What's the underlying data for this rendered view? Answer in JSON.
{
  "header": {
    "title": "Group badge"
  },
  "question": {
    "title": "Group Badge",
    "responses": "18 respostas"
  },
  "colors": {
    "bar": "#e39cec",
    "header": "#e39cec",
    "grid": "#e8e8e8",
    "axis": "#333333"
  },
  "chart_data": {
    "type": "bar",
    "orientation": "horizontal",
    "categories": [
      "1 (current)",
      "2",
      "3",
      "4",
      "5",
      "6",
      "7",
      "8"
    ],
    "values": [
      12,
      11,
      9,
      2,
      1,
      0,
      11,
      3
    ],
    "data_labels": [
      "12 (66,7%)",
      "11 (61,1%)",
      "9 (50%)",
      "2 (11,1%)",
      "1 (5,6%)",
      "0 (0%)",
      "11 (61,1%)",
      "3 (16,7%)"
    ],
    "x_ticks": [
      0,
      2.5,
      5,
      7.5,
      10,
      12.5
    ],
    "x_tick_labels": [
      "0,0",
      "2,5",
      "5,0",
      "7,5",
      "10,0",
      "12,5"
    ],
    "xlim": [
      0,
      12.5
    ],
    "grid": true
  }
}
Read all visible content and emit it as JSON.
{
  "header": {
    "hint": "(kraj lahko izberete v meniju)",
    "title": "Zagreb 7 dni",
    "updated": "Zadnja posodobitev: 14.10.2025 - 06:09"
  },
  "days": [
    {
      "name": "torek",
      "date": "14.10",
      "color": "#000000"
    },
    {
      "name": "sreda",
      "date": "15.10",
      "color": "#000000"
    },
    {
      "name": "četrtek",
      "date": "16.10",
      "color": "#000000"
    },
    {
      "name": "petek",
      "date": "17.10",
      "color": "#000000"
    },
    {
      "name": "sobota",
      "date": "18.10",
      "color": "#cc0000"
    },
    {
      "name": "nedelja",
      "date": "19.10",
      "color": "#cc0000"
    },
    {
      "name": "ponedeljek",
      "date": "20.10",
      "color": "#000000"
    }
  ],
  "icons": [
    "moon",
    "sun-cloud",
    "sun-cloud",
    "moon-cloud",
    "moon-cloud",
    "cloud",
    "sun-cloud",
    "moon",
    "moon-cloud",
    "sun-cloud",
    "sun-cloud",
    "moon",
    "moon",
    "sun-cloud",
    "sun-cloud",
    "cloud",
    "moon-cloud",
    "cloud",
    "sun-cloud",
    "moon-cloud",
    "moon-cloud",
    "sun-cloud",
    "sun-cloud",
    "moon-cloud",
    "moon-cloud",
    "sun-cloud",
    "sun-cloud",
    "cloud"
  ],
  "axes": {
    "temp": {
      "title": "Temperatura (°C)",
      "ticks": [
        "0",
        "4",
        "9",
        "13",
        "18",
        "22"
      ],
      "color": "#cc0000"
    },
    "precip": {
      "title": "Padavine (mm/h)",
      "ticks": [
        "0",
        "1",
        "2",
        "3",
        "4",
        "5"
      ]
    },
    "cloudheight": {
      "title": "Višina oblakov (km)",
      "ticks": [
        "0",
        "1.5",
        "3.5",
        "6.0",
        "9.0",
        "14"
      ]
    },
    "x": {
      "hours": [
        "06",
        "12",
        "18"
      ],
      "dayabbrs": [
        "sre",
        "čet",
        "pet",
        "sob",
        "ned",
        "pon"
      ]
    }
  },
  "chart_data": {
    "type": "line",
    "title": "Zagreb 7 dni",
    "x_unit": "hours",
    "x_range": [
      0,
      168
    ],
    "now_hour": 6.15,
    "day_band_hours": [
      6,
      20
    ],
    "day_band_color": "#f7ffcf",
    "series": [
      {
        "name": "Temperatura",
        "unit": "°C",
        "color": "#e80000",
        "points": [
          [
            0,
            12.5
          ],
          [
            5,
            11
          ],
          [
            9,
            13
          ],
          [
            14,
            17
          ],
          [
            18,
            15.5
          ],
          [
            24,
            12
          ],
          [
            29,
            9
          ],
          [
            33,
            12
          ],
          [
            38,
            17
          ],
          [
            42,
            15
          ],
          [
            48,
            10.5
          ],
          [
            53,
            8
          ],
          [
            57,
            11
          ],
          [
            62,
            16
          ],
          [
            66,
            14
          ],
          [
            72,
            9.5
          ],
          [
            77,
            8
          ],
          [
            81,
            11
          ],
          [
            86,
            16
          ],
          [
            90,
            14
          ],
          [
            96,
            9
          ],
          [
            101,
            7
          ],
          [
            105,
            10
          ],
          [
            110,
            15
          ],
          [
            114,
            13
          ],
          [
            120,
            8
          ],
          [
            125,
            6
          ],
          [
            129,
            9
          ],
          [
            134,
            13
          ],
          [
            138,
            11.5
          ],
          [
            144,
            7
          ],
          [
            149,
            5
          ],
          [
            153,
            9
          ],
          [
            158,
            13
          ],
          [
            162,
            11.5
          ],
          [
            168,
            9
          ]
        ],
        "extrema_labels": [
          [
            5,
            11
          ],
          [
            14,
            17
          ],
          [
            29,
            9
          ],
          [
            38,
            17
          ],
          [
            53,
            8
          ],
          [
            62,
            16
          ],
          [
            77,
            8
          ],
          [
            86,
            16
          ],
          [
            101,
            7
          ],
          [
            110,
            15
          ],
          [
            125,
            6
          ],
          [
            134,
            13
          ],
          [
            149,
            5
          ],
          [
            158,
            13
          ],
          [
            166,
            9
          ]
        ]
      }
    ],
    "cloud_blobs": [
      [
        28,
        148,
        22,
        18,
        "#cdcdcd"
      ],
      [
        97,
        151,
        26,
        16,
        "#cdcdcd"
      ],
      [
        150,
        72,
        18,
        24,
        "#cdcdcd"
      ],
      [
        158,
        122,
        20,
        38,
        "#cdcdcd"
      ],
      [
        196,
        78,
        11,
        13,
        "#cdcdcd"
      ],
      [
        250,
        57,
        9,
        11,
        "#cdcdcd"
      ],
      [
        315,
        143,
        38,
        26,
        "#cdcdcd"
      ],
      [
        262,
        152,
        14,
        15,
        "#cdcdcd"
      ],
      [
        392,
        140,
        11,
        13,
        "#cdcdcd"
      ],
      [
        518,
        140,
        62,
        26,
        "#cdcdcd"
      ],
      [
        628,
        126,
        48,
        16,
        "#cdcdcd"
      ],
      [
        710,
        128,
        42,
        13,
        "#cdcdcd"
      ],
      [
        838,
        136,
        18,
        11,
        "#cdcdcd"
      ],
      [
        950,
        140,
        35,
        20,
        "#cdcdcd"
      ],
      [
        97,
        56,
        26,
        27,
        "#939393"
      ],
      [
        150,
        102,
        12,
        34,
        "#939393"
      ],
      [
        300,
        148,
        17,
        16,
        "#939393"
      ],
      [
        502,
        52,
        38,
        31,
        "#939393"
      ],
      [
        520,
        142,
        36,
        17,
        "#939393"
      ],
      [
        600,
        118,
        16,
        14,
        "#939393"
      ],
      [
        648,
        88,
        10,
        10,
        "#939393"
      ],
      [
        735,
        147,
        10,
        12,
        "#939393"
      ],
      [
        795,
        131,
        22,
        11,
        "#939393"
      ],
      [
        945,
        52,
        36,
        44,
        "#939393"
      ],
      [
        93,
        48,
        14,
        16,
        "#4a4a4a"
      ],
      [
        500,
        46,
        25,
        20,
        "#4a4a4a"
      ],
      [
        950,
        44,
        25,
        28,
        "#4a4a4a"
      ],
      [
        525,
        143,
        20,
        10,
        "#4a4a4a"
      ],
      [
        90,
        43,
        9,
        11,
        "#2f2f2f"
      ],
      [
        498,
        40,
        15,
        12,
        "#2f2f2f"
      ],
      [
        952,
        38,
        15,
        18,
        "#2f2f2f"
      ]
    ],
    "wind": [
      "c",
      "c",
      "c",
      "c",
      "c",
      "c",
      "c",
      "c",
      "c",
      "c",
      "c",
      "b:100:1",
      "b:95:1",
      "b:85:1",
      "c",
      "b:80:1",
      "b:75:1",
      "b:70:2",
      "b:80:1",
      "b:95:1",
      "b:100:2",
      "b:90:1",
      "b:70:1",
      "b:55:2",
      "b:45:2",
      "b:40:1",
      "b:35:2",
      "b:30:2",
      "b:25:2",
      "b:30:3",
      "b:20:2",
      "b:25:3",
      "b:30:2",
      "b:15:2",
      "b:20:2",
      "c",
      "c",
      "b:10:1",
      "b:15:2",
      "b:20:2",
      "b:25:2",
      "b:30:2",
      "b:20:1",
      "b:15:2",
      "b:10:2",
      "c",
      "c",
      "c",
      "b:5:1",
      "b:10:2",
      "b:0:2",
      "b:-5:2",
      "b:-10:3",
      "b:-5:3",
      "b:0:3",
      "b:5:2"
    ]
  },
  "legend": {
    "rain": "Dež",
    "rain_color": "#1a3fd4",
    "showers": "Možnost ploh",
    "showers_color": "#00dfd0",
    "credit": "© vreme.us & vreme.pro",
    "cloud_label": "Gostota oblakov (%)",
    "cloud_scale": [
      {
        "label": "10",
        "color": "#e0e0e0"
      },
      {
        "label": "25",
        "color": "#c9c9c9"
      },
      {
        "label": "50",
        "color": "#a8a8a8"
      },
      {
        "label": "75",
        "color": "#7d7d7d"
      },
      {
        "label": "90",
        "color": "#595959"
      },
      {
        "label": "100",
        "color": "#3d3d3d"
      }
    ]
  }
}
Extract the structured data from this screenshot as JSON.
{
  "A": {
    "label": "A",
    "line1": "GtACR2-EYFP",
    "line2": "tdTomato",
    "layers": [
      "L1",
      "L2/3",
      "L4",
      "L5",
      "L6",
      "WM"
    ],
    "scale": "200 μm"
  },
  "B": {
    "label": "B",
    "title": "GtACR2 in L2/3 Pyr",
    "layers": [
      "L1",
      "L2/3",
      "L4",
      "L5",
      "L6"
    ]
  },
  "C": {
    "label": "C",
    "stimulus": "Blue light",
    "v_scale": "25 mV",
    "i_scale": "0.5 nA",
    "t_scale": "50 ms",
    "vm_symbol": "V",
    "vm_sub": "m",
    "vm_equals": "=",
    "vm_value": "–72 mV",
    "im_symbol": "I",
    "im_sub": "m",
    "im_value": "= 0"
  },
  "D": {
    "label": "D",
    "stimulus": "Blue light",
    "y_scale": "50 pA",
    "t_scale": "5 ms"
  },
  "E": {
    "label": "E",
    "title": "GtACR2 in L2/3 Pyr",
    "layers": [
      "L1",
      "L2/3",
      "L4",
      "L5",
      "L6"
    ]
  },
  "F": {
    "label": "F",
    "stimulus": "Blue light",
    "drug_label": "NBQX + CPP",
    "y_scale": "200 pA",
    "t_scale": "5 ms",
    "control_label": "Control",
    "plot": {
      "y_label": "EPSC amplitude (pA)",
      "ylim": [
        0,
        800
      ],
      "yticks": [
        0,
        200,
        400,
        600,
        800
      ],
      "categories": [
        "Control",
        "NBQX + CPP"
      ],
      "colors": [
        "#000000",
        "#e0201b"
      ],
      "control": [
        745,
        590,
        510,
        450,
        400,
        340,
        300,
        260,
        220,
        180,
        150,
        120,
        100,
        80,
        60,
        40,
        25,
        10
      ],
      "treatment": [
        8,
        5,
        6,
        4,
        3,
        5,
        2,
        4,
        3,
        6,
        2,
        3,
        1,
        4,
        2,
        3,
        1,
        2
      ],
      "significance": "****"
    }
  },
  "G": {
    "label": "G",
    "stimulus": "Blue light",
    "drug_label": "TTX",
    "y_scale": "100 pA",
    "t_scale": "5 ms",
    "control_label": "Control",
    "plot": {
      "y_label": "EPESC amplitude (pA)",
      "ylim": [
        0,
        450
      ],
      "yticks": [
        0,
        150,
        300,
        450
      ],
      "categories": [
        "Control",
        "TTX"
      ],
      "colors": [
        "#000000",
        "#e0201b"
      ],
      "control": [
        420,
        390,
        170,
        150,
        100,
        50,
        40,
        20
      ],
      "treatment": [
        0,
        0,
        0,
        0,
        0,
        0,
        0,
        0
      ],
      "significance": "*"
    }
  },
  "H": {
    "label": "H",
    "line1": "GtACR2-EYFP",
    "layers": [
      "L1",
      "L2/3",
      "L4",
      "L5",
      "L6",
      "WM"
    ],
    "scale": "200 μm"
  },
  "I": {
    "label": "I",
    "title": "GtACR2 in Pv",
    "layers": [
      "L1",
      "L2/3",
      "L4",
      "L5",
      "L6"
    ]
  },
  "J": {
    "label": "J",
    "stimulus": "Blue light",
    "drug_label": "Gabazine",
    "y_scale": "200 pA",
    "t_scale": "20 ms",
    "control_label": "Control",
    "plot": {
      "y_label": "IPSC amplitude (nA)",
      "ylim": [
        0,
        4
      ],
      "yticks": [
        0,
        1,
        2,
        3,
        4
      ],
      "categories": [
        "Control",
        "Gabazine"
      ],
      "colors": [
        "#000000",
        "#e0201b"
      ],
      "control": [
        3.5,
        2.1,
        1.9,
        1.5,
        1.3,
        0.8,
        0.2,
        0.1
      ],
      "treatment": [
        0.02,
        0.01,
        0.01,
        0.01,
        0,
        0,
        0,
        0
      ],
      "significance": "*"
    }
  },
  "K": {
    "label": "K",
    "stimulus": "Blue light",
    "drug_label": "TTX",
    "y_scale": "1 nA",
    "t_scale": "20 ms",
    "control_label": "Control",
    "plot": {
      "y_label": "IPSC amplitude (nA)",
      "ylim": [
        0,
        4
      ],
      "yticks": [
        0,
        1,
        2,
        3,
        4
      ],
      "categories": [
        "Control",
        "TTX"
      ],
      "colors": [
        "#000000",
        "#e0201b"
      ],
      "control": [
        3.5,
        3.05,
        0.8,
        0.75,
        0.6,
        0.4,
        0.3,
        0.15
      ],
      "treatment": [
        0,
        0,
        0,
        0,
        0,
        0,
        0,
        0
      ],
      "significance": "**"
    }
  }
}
+===+
- **Work to complete**:
Report the number of lines that contain "amplitude", with no other words.

- **Complete output**:
4